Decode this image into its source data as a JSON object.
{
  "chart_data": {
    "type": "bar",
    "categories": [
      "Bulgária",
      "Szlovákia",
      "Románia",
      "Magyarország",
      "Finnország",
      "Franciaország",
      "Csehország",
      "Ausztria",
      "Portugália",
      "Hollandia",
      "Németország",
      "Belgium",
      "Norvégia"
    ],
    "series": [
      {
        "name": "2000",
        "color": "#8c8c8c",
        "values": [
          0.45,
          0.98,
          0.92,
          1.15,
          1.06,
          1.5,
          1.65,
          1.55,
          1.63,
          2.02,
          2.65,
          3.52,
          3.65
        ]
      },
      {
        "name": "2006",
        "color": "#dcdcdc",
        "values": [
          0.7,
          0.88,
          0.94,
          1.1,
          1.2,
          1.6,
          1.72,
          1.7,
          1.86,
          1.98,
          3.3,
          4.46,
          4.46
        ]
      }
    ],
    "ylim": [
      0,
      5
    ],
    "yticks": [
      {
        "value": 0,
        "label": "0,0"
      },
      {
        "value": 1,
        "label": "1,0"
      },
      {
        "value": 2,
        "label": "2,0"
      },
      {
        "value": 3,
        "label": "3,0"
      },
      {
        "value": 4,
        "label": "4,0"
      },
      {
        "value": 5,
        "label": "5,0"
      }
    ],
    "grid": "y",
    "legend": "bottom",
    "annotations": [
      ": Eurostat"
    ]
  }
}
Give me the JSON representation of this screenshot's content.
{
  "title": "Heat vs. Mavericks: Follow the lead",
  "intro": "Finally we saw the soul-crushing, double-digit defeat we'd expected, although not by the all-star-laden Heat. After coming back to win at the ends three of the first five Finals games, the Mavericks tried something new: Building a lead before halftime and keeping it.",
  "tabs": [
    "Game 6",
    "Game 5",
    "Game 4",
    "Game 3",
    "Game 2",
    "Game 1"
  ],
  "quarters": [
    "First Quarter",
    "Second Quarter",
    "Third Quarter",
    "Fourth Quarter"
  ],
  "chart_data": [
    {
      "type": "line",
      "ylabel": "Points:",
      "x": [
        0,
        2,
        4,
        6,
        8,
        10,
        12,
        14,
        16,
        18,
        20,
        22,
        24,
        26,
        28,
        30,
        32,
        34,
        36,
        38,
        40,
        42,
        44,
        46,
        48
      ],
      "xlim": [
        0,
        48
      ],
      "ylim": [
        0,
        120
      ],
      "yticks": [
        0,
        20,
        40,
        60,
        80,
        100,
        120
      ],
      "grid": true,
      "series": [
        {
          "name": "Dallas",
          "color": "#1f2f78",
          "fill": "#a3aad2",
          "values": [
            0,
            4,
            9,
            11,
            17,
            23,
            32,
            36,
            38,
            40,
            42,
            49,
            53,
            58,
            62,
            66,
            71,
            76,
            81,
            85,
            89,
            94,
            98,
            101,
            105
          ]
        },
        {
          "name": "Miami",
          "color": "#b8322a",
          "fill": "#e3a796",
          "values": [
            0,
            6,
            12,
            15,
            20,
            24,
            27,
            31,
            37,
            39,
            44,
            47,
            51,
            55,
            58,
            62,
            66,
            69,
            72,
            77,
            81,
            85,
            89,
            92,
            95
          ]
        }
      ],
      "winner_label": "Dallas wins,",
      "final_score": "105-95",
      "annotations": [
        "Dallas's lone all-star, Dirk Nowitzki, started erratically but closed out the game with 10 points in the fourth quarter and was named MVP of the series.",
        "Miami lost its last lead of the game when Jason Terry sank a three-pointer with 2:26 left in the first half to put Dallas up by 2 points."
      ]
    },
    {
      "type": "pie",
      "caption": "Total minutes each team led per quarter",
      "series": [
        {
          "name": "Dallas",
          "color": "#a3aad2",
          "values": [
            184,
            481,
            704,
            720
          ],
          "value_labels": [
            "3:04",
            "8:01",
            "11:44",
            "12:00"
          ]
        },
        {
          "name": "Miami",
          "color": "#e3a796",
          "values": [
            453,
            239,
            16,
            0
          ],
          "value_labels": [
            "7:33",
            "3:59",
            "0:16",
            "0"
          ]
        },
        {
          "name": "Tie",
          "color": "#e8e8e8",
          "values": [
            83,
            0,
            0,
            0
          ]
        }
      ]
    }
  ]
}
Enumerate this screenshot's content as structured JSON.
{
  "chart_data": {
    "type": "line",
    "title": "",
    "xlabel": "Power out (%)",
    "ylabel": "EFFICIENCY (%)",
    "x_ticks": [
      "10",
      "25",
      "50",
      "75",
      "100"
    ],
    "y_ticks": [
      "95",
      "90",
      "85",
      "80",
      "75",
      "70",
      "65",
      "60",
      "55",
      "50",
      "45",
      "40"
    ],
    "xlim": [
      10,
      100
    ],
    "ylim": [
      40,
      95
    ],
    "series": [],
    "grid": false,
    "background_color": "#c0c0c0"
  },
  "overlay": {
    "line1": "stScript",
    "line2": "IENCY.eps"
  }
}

* [Do this]: Working from the material above, state how many lines contain "screenshot"; give only the number.

* [Answer to this problem]: 2